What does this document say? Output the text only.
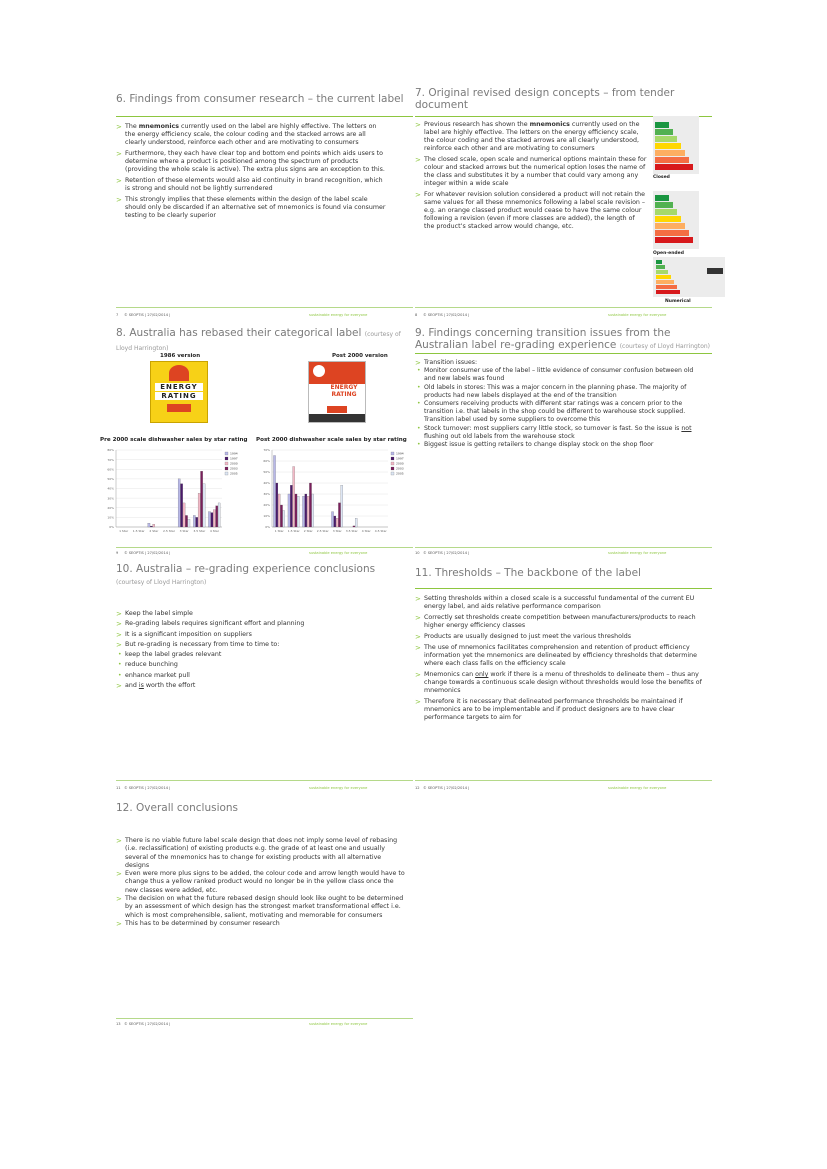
6. Findings from consumer research – the current label
> The mnemonics currently used on the label are highly effective. The letters on the energy efficiency scale, the colour coding and the stacked arrows are all clearly understood, reinforce each other and are motivating to consumers
> Furthermore, they each have clear top and bottom end points which aids users to determine where a product is positioned among the spectrum of products (providing the whole scale is active). The extra plus signs are an exception to this.
> Retention of these elements would also aid continuity in brand recognition, which is strong and should not be lightly surrendered
> This strongly implies that these elements within the design of the label scale should only be discarded if an alternative set of mnemonics is found via consumer testing to be clearly superior
7 © SEOPTIS | 27/02/2014 |	sustainable energy for everyone
7. Original revised design concepts – from tender document
> Previous research has shown the mnemonics currently used on the label are highly effective. The letters on the energy efficiency scale, the colour coding and the stacked arrows are all clearly understood, reinforce each other and are motivating to consumers
> The closed scale, open scale and numerical options maintain these for colour and stacked arrows but the numerical option loses the name of the class and substitutes it by a number that could vary among any integer within a wide scale
> For whatever revision solution considered a product will not retain the same values for all these mnemonics following a label scale revision – e.g. an orange classed product would cease to have the same colour following a revision (even if more classes are added), the length of the product’s stacked arrow would change, etc.
Closed
Open-ended
Numerical
8 © SEOPTIS | 27/02/2014 |	sustainable energy for everyone
8. Australia has rebased their categorical label (courtesy of Lloyd Harrington)
1986 version	Post 2000 version
ENERGY
RATING
ENERGY
RATING
Pre 2000 scale dishwasher sales by star rating Post 2000 dishwasher scale sales by star rating
0%
10%
20%
30%
40%
50%
60%
70%
80%
1 Star 1.5 Star 2 Star 2.5 Star 3 Star 3.5 Star 4 Star
1994
1997
2000
2003
2005
0%
10%
20%
30%
40%
50%
60%
70%
1 Star 1.5 Star 2 Star 2.5 Star 3 Star 3.5 Star 4 Star 4.5 Star
1994
1997
2000
2003
2005
9 © SEOPTIS | 27/02/2014 |	sustainable energy for everyone
9. Findings concerning transition issues from the Australian label re-grading experience (courtesy of Lloyd Harrington)
> Transition issues:
• Monitor consumer use of the label – little evidence of consumer confusion between old and new labels was found
• Old labels in stores: This was a major concern in the planning phase. The majority of products had new labels displayed at the end of the transition
• Consumers receiving products with different star ratings was a concern prior to the transition i.e. that labels in the shop could be different to warehouse stock supplied. Transition label used by some suppliers to overcome this
• Stock turnover: most suppliers carry little stock, so turnover is fast. So the issue is not flushing out old labels from the warehouse stock
• Biggest issue is getting retailers to change display stock on the shop floor
10 © SEOPTIS | 27/02/2014 |	sustainable energy for everyone
10. Australia – re-grading experience conclusions (courtesy of Lloyd Harrington)
> Keep the label simple
> Re-grading labels requires significant effort and planning
> It is a significant imposition on suppliers
> But re-grading is necessary from time to time to:
• keep the label grades relevant
• reduce bunching
• enhance market pull
> and is worth the effort
11 © SEOPTIS | 27/02/2014 |	sustainable energy for everyone
11. Thresholds – The backbone of the label
> Setting thresholds within a closed scale is a successful fundamental of the current EU energy label, and aids relative performance comparison
> Correctly set thresholds create competition between manufacturers/products to reach higher energy efficiency classes
> Products are usually designed to just meet the various thresholds
> The use of mnemonics facilitates comprehension and retention of product efficiency information yet the mnemonics are delineated by efficiency thresholds that determine where each class falls on the efficiency scale
> Mnemonics can only work if there is a menu of thresholds to delineate them – thus any change towards a continuous scale design without thresholds would lose the benefits of mnemonics
> Therefore it is necessary that delineated performance thresholds be maintained if mnemonics are to be implementable and if product designers are to have clear performance targets to aim for
12 © SEOPTIS | 27/02/2014 |	sustainable energy for everyone
12. Overall conclusions
> There is no viable future label scale design that does not imply some level of rebasing (i.e. reclassification) of existing products e.g. the grade of at least one and usually several of the mnemonics has to change for existing products with all alternative designs
> Even were more plus signs to be added, the colour code and arrow length would have to change thus a yellow ranked product would no longer be in the yellow class once the new classes were added, etc.
> The decision on what the future rebased design should look like ought to be determined by an assessment of which design has the strongest market transformational effect i.e. which is most comprehensible, salient, motivating and memorable for consumers
> This has to be determined by consumer research
13 © SEOPTIS | 27/02/2014 |	sustainable energy for everyone
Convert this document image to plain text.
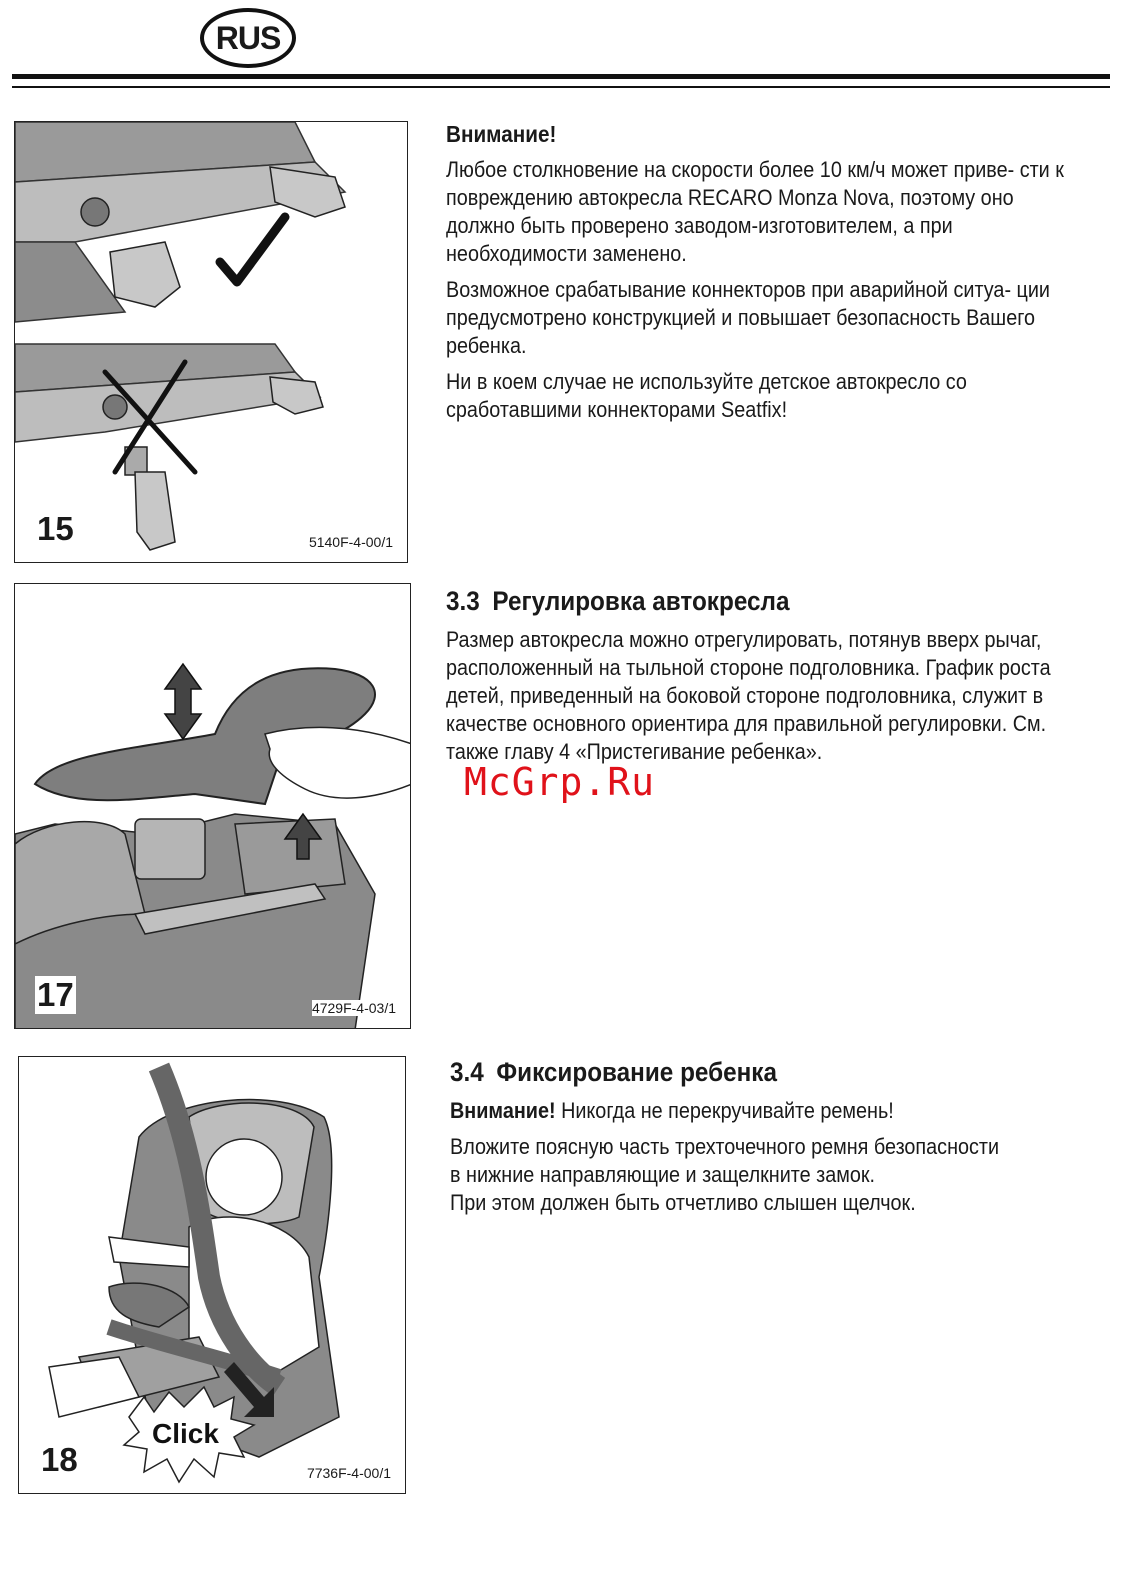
RUS
15	5140F-4-00/1
Внимание!

Любое столкновение на скорости более 10 км/ч может приве- сти к повреждению автокресла RECARO Monza Nova, поэтому оно должно быть проверено заводом-изготовителем, а при необходимости заменено.

Возможное срабатывание коннекторов при аварийной ситуа- ции предусмотрено конструкцией и повышает безопасность Вашего ребенка.

Ни в коем случае не используйте детское автокресло со сработавшими коннекторами Seatfix!

17	4729F-4-03/1
3.3 Регулировка автокресла

Размер автокресла можно отрегулировать, потянув вверх рычаг, расположенный на тыльной стороне подголовника. График роста детей, приведенный на боковой стороне подголовника, служит в качестве основного ориентира для правильной регулировки. См. также главу 4 «Пристегивание ребенка».

McGrp.Ru
Click
18	7736F-4-00/1
3.4 Фиксирование ребенка

Внимание! Никогда не перекручивайте ремень!

Вложите поясную часть трехточечного ремня безопасности

в нижние направляющие и защелкните замок.

При этом должен быть отчетливо слышен щелчок.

§ Problem to work on: Pull out each line containing the word "conclusions" and copy it.

§ Exercise solution:
10. Australia – re-grading experience conclusions (courtesy of Lloyd Harrington)
12. Overall conclusions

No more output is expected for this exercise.